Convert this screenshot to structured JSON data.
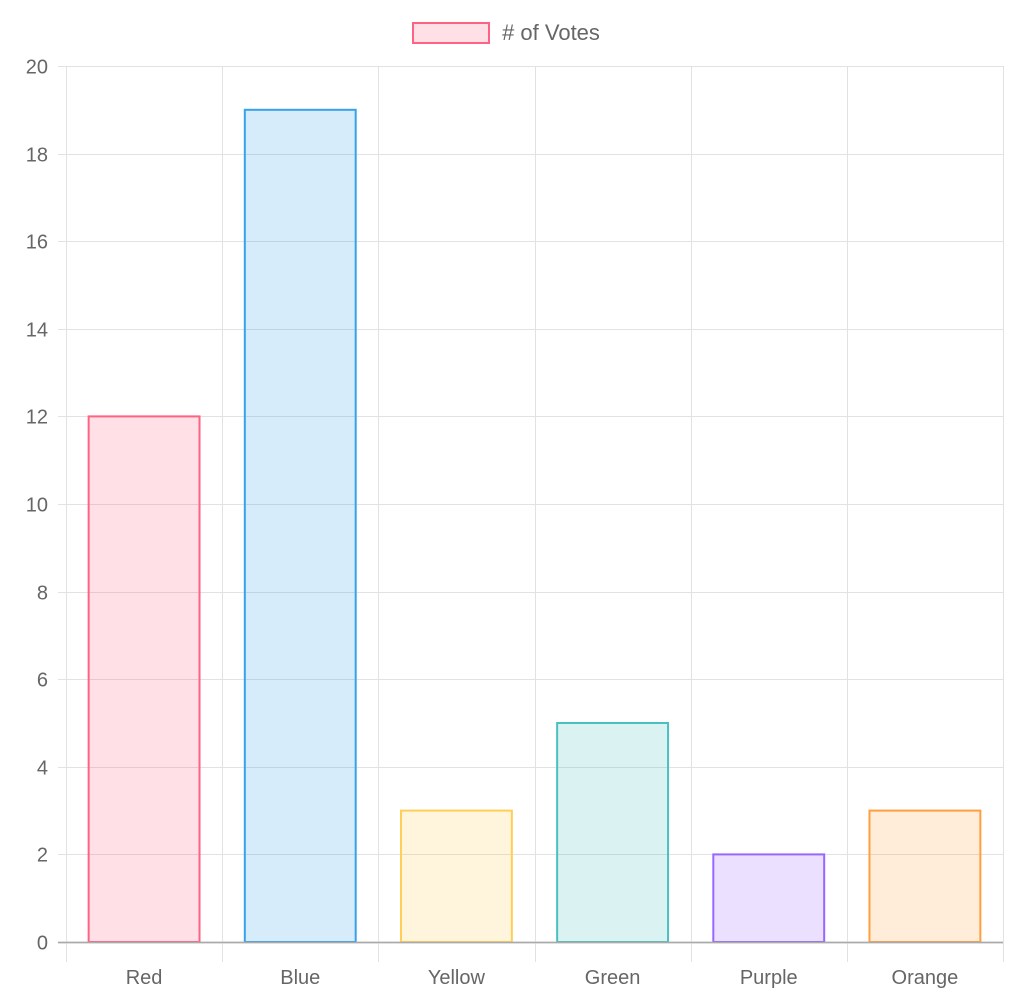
{
  "chart_data": {
    "type": "bar",
    "title": "",
    "xlabel": "",
    "ylabel": "",
    "categories": [
      "Red",
      "Blue",
      "Yellow",
      "Green",
      "Purple",
      "Orange"
    ],
    "series": [
      {
        "name": "# of Votes",
        "values": [
          12,
          19,
          3,
          5,
          2,
          3
        ]
      }
    ],
    "ylim": [
      0,
      20
    ],
    "yticks": [
      0,
      2,
      4,
      6,
      8,
      10,
      12,
      14,
      16,
      18,
      20
    ],
    "grid": true,
    "legend_position": "top",
    "bar_border_colors": [
      "#ff6384",
      "#36a2eb",
      "#ffce56",
      "#4bc0c0",
      "#9966ff",
      "#ff9f40"
    ],
    "bar_fill_colors": [
      "rgba(255,99,132,0.2)",
      "rgba(54,162,235,0.2)",
      "rgba(255,206,86,0.2)",
      "rgba(75,192,192,0.2)",
      "rgba(153,102,255,0.2)",
      "rgba(255,159,64,0.2)"
    ]
  },
  "legend": {
    "label": "# of Votes",
    "color": "#ff6384"
  }
}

───

• TASK OBJECTIVE:
Without the pictures, output the full listing exactly as it stands.

• EXERCISE RESPONSE:
Convert this screenshot to structured JSON data.
{
  "chart_data": {
    "type": "bar",
    "title": "",
    "xlabel": "",
    "ylabel": "",
    "categories": [
      "Red",
      "Blue",
      "Yellow",
      "Green",
      "Purple",
      "Orange"
    ],
    "series": [
      {
        "name": "# of Votes",
        "values": [
          12,
          19,
          3,
          5,
          2,
          3
        ]
      }
    ],
    "ylim": [
      0,
      20
    ],
    "yticks": [
      0,
      2,
      4,
      6,
      8,
      10,
      12,
      14,
      16,
      18,
      20
    ],
    "grid": true,
    "legend_position": "top",
    "bar_border_colors": [
      "#ff6384",
      "#36a2eb",
      "#ffce56",
      "#4bc0c0",
      "#9966ff",
      "#ff9f40"
    ],
    "bar_fill_colors": [
      "rgba(255,99,132,0.2)",
      "rgba(54,162,235,0.2)",
      "rgba(255,206,86,0.2)",
      "rgba(75,192,192,0.2)",
      "rgba(153,102,255,0.2)",
      "rgba(255,159,64,0.2)"
    ]
  },
  "legend": {
    "label": "# of Votes",
    "color": "#ff6384"
  }
}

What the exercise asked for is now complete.